#### [Brief A]
Revise the passage on the club football championship that opens with the words "Irish Football Championship" and closes with "17 March 1994.", changing "Gaelic Athletic Association" to "GAA".
#### [Brief B]
Carry the passage on the 1993–94 club football championship forward from its final sentence.

#### [Study text]

* * * * * * * * *

1993–94 All-Ireland Senior Club Football Championship
- Dates: 3 October 1993 – 17 March 1994
- Teams: 33
- Champions: Nemo Rangers (6th title) Steven O'Brien (captain) Dinny Allen (manager)
- Runners-up: Castlebar Mitchels Tom Reilly (captain) Tommy O'Malley (manager)

Tournament statistics
- Matches played: 36
- Top scorer(s): Colin Corkery (2-26)

= 1993–94 All-Ireland Senior Club Football Championship =

Irish Football Championship

The 1993–94 All-Ireland Senior Club Football Championship was the 24th staging of the All-Ireland Senior Club Football Championship since its establishment by the Gaelic Athletic Association in 1970-71. The championship began on 3 October 1993 and ended on 17 March 1994.

* * * * * * * * *

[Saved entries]
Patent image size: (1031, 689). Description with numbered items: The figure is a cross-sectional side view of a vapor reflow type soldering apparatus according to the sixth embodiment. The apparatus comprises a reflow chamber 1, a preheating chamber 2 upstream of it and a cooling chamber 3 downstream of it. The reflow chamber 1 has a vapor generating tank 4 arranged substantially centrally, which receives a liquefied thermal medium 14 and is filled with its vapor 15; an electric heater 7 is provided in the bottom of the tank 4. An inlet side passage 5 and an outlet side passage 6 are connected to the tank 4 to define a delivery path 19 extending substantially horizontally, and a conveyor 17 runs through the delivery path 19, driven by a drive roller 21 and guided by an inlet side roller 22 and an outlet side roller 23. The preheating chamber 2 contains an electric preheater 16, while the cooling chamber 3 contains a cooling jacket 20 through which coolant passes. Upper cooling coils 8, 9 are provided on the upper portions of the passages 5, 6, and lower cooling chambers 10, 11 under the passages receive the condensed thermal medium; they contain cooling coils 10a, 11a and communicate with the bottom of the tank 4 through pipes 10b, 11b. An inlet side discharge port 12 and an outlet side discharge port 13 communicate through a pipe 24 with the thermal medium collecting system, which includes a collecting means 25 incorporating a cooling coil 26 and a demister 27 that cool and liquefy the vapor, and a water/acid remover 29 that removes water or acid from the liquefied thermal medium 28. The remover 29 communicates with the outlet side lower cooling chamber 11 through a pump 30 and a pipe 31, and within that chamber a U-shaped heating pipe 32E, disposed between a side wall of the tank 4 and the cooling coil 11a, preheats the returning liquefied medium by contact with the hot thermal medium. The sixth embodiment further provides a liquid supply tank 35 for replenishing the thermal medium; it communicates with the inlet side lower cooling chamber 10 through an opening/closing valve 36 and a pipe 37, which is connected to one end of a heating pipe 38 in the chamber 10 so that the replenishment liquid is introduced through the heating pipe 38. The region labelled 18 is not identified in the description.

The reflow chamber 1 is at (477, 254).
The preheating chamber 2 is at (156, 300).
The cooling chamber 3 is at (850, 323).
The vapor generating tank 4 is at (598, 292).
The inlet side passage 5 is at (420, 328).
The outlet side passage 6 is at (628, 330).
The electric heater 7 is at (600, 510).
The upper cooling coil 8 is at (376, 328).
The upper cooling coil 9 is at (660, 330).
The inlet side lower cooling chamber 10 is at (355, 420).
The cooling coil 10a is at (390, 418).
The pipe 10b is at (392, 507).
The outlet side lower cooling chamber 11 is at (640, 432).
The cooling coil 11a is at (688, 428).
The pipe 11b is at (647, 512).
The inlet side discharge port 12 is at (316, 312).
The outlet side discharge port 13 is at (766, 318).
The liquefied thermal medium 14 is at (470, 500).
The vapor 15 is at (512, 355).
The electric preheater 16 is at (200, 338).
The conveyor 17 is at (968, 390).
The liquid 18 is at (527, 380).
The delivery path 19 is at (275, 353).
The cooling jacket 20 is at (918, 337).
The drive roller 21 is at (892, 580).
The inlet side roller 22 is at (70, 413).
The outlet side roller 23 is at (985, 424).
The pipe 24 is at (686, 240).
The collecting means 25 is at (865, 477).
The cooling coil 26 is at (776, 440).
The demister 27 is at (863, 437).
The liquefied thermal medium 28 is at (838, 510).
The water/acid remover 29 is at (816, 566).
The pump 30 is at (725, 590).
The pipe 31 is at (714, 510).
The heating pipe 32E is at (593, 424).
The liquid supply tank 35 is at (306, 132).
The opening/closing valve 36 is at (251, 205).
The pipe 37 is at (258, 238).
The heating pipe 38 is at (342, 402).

* * * * * * * * *

#### [Answer area A]
Irish Football Championship

The 1993–94 All-Ireland Senior Club Football Championship was the 24th staging of the All-Ireland Senior Club Football Championship since its establishment by the GAA in 1970-71. The championship began on 3 October 1993 and ended on 17 March 1994.

#### [Answer area B]
O'Donovan Rossa were the defending champions, however, they failed to qualify after being beaten by Nemo Rangers in the quarter-final of the 1993 Cork County Championship.

On 17 March 1994, Nemo Rangers won the championship following a 3-11 to 0-08 defeat of Castlebar Mitchels in the All-Ireland final at Croke Park. It was their sixth championship title overall and their first title since 1989.

Nemo Rangers' Colin Corkery was the championship's top scorer with 2-26.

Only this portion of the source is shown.